YOUR TASK | Which lines hold the word "text"? Show each of them.

LISTED RECORDS |
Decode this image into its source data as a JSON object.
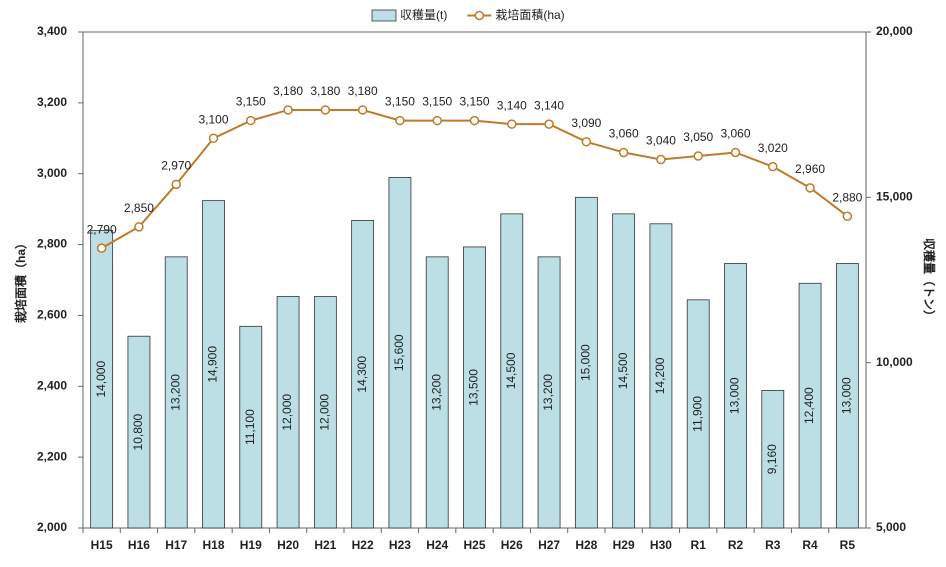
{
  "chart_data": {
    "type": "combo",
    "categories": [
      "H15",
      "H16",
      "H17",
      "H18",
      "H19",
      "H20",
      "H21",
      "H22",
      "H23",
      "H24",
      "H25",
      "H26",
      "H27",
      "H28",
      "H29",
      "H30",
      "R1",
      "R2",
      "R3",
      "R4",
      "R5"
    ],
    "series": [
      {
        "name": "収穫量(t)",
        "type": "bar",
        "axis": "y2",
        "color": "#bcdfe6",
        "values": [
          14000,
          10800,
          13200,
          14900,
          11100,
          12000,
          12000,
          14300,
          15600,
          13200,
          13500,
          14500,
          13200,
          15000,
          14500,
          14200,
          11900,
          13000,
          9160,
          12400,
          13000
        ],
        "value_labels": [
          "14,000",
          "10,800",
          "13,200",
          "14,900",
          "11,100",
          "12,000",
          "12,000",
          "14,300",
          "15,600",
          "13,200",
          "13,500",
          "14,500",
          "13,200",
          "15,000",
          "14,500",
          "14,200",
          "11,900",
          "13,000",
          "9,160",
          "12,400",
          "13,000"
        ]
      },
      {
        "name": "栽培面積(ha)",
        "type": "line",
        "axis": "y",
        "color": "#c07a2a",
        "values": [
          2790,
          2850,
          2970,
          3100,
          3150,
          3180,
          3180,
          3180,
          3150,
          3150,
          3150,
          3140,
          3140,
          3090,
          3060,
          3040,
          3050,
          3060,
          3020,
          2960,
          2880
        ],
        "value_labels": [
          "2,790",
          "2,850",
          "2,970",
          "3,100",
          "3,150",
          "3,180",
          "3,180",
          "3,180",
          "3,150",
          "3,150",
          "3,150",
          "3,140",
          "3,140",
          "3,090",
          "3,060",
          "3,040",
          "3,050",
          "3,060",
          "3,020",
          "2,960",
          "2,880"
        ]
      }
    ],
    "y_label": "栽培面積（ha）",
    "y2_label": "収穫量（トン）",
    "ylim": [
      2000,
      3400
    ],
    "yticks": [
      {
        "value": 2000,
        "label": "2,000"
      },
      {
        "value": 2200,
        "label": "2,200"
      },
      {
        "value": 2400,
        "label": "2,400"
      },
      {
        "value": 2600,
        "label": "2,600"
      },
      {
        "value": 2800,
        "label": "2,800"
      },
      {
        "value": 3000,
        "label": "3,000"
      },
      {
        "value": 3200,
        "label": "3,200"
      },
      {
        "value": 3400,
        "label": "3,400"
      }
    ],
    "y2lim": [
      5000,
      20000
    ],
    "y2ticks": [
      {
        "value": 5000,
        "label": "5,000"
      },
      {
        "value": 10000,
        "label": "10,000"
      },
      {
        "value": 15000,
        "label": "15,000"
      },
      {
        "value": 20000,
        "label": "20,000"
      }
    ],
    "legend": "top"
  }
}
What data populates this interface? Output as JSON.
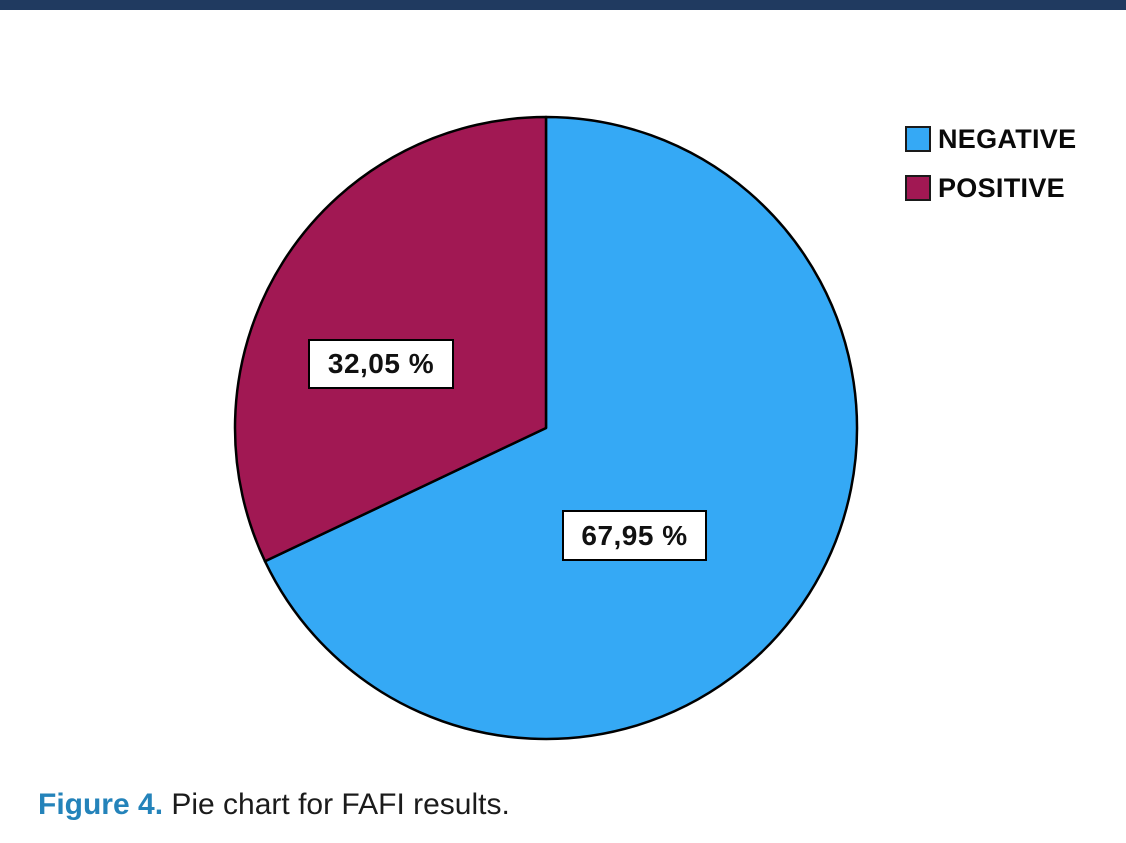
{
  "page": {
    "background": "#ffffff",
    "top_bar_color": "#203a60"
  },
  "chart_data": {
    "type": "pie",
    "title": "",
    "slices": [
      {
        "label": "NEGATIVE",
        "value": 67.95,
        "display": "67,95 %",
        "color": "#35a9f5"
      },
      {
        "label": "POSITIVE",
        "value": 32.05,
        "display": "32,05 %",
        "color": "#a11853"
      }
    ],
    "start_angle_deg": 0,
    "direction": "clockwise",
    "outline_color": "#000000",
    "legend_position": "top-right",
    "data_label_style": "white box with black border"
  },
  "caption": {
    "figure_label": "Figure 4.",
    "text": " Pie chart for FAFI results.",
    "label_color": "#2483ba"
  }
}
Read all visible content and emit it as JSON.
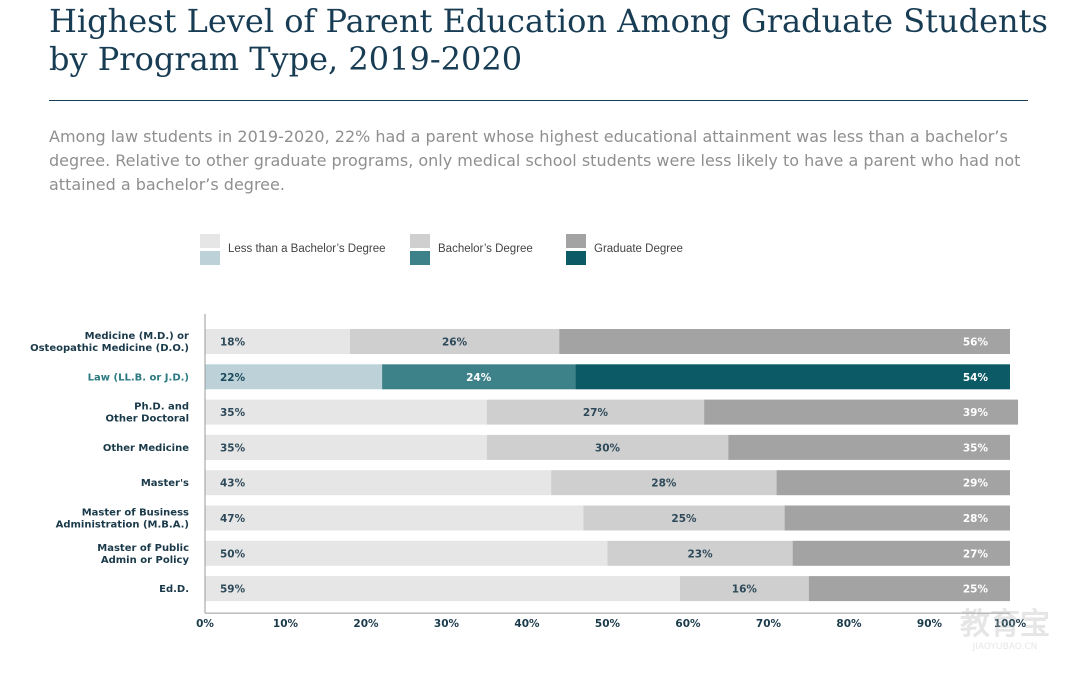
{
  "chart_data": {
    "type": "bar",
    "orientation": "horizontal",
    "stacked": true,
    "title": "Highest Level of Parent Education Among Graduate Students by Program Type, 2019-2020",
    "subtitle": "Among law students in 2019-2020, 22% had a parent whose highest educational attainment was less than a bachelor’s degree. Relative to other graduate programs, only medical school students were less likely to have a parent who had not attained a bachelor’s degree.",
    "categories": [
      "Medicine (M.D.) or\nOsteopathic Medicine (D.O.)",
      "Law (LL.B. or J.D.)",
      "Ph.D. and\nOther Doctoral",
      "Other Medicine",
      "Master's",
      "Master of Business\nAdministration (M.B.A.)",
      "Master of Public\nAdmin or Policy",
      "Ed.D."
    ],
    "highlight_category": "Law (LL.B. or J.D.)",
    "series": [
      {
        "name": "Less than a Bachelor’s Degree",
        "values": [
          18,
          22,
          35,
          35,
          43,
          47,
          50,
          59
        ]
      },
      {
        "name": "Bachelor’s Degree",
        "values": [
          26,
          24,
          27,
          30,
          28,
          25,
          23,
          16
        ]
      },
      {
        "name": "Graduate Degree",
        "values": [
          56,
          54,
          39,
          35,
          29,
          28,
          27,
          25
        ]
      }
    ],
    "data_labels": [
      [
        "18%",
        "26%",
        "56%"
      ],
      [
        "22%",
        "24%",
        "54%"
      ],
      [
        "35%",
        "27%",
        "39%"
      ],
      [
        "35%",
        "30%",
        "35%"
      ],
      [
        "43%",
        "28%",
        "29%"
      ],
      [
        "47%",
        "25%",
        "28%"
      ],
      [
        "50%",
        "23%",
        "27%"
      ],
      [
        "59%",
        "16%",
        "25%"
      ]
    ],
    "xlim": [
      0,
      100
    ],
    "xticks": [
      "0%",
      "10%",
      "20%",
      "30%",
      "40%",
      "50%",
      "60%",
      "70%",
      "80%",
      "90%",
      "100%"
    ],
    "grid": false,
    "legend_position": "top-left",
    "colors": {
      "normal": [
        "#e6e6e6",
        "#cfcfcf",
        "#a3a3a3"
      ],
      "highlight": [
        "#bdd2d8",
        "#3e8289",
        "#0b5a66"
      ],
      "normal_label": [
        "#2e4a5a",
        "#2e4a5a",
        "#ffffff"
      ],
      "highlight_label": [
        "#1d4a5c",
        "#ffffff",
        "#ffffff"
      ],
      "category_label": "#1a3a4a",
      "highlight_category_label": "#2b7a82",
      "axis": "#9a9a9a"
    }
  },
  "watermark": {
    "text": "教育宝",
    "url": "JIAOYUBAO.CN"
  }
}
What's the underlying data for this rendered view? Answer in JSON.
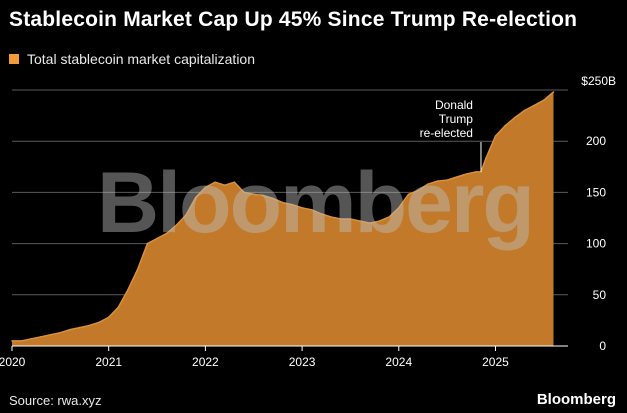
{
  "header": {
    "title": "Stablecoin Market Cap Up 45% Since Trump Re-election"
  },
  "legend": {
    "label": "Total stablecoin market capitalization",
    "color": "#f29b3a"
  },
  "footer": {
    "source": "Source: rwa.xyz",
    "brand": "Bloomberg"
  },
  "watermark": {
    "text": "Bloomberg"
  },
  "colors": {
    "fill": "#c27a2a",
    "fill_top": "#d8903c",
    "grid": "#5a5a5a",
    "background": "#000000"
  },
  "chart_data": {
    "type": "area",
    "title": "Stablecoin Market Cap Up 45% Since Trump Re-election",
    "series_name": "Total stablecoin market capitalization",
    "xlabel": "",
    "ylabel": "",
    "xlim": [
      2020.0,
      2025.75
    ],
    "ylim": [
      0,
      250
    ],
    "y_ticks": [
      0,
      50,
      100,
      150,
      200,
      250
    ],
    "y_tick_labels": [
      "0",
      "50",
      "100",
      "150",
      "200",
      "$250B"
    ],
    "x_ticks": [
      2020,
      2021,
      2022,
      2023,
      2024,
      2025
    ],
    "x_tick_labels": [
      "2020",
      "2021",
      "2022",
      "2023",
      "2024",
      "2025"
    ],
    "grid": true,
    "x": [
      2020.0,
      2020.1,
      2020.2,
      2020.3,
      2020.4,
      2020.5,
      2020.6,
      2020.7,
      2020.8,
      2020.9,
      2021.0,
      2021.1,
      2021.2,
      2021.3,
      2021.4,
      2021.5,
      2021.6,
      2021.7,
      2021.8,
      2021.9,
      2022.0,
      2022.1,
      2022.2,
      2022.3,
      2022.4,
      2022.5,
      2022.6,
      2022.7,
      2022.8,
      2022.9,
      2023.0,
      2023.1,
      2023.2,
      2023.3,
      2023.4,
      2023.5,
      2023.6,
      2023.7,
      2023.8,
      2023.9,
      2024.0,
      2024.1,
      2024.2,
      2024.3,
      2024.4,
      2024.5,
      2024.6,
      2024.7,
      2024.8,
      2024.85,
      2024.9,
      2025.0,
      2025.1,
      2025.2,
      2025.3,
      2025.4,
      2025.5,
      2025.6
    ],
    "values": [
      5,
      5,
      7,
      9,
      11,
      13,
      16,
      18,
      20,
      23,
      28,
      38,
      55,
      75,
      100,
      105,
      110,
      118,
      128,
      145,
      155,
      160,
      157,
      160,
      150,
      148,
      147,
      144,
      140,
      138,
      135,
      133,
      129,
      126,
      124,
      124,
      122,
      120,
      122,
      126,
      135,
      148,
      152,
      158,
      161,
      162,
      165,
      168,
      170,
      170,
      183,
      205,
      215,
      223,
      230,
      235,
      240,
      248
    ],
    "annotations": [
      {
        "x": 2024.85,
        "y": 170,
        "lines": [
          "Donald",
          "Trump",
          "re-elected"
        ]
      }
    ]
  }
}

SOLUTION TO THIS PROBLEM |
    "text": " Pie chart for FAFI results.",
    "text": "教育宝",
    "text": "Bloomberg"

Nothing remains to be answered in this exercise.